- [INSTRUCTIONS FOR THE TASK] Report only the number of lines in the records that contain the word "type".
** begin SOURCE RECORDS **
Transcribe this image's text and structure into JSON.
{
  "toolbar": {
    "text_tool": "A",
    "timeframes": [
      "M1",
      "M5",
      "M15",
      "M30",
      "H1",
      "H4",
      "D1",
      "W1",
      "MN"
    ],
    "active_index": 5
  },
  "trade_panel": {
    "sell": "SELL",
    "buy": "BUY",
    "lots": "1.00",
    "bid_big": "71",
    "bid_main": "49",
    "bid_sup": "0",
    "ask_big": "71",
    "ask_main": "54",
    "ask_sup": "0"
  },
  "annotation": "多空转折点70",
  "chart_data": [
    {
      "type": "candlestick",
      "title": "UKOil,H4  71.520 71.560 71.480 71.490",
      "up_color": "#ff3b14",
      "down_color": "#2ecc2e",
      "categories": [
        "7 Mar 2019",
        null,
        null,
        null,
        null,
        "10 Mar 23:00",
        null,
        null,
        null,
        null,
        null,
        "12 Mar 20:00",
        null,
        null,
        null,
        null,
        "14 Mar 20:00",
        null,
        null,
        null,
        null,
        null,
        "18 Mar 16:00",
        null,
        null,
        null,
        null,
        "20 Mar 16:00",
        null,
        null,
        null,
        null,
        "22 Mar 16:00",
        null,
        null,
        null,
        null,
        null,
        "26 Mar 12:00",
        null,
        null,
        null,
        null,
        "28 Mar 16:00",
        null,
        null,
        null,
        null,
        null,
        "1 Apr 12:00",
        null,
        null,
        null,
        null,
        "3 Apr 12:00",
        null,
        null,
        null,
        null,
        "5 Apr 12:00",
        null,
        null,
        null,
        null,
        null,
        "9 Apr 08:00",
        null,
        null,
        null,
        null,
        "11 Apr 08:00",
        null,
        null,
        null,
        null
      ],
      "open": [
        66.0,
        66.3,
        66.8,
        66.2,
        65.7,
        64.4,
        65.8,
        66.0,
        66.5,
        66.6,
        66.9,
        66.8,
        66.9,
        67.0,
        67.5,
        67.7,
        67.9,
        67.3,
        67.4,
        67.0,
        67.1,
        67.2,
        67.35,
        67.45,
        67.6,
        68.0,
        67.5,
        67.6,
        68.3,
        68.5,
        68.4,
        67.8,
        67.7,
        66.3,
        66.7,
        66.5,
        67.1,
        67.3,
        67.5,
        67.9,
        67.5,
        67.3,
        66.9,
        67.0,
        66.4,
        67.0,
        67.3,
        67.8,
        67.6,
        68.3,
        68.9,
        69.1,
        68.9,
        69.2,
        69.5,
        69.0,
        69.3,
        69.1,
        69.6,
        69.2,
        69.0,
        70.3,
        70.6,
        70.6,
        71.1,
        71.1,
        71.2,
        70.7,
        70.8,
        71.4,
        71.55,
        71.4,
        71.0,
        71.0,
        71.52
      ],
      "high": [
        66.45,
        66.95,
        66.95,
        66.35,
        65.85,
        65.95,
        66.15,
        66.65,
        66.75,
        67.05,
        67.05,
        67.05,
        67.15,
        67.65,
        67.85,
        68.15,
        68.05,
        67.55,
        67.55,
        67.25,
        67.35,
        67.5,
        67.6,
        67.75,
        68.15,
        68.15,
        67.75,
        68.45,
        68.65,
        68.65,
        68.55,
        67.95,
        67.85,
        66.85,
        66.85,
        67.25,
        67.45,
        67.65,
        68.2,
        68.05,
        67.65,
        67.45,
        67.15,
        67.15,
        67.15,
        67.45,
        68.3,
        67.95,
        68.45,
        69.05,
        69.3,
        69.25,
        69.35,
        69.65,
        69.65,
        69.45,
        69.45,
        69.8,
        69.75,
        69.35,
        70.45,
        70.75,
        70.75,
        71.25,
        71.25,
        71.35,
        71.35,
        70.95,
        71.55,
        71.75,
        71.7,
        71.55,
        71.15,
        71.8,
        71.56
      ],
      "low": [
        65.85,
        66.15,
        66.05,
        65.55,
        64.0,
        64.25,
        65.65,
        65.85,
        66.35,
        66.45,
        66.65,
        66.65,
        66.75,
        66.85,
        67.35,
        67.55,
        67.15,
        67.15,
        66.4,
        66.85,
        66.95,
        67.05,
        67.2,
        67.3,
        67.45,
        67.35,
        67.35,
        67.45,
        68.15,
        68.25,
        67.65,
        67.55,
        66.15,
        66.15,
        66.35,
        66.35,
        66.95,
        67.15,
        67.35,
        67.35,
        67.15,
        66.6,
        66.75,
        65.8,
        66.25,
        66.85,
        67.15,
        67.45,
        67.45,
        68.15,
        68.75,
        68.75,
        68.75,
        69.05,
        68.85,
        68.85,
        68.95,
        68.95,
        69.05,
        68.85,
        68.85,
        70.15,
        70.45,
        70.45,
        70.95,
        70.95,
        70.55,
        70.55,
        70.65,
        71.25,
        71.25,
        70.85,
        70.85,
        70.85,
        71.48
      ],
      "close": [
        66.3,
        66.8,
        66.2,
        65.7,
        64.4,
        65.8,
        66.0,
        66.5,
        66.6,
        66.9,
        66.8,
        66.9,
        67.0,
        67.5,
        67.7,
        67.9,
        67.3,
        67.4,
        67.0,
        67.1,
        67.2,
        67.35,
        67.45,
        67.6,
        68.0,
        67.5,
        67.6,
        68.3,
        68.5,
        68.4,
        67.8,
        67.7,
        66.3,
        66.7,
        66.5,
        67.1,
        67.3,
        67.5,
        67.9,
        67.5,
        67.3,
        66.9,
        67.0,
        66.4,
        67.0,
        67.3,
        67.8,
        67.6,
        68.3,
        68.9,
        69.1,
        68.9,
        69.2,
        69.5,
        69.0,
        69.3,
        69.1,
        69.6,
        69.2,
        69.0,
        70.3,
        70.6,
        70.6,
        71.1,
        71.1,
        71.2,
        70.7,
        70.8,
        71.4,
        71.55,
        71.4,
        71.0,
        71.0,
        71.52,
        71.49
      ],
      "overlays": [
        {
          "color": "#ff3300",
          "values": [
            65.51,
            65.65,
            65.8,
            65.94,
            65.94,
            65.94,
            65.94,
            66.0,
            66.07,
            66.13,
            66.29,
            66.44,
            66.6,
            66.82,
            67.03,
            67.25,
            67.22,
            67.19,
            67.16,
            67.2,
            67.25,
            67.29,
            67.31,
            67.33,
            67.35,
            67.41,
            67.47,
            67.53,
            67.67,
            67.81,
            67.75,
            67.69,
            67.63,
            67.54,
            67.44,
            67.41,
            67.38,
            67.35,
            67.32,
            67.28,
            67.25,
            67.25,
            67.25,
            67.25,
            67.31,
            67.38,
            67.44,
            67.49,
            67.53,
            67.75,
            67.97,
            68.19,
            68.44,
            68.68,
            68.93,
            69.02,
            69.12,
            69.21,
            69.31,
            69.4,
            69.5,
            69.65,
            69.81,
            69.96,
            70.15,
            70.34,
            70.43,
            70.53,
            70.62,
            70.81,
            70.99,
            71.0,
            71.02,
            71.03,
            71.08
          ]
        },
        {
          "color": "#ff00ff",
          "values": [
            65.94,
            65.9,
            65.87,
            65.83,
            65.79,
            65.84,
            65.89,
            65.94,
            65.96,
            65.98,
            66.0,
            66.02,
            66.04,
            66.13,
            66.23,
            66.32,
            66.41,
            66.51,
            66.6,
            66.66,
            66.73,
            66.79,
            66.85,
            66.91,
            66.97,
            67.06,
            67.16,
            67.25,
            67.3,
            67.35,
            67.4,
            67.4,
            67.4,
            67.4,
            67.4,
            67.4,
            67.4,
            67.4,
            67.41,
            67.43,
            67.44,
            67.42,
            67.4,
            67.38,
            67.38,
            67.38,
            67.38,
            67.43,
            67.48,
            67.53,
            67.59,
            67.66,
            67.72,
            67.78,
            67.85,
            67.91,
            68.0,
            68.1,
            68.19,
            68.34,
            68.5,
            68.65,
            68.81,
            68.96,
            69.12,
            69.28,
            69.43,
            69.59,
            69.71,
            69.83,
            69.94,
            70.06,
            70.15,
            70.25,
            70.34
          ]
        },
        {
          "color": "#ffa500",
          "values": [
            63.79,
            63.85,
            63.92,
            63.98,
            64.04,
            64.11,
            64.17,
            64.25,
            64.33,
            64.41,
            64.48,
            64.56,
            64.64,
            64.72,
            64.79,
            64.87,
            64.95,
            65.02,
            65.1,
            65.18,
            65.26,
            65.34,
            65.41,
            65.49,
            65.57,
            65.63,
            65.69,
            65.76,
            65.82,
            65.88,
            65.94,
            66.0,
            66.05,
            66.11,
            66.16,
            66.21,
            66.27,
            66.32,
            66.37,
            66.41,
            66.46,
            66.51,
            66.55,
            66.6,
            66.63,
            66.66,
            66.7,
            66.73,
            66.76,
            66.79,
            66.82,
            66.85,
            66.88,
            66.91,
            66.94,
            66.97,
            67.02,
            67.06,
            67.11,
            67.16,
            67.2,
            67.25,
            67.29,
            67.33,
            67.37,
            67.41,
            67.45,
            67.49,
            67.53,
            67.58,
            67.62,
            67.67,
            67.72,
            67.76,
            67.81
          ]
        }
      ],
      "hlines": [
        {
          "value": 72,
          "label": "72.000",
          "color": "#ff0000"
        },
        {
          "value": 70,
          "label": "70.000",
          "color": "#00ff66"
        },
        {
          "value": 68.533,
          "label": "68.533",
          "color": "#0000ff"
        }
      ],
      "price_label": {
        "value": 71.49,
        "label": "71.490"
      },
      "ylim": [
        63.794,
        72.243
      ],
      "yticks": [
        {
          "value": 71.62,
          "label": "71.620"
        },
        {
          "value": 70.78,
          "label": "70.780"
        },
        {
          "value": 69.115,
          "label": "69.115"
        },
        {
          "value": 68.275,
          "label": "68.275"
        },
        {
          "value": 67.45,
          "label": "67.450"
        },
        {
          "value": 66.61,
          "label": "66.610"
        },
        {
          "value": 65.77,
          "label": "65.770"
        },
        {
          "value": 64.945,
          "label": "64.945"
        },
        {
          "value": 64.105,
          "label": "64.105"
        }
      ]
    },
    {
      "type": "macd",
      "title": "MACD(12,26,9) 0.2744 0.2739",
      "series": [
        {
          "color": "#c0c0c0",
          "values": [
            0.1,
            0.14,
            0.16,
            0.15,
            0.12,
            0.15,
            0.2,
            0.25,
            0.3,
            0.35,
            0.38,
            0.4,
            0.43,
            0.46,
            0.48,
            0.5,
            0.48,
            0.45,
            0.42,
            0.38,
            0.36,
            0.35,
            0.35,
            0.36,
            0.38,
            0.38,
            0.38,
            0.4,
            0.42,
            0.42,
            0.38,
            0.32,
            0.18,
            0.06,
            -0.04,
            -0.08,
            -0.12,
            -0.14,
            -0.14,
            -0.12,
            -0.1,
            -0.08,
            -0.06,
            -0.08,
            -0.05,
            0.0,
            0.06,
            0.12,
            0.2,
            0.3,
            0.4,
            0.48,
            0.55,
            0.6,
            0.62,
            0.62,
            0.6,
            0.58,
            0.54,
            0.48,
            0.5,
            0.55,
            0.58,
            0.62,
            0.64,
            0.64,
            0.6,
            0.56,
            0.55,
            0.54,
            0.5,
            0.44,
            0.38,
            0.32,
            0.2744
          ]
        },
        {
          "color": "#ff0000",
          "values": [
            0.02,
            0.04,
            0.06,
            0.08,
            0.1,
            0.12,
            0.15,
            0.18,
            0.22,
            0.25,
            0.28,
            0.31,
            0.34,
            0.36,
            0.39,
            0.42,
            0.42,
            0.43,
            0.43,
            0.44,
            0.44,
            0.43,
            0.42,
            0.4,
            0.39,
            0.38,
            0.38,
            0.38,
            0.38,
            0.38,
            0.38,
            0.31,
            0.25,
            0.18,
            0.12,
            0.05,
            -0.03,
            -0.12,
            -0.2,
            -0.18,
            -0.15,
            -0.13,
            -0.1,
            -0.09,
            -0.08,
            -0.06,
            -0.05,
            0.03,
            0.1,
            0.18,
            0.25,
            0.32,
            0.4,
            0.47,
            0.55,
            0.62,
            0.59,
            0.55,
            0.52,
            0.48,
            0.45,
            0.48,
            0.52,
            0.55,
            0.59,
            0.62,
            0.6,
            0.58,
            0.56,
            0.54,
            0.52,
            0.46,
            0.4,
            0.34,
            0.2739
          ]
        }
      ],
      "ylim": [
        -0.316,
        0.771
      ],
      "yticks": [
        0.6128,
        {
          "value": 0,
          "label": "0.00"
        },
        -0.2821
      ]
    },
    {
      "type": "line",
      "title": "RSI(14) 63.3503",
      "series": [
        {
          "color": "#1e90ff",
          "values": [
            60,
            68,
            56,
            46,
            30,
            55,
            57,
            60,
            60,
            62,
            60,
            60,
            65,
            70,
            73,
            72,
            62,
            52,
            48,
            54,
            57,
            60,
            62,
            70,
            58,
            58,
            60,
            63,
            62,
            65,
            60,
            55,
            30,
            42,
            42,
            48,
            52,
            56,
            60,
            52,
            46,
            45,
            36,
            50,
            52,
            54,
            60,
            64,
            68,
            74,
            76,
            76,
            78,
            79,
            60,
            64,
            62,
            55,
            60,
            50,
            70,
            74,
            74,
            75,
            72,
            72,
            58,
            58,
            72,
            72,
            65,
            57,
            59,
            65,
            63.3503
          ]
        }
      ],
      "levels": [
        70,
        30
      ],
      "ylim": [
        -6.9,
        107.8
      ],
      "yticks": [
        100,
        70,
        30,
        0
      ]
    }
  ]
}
** end SOURCE RECORDS **
- [EXERCISE RESULT] 3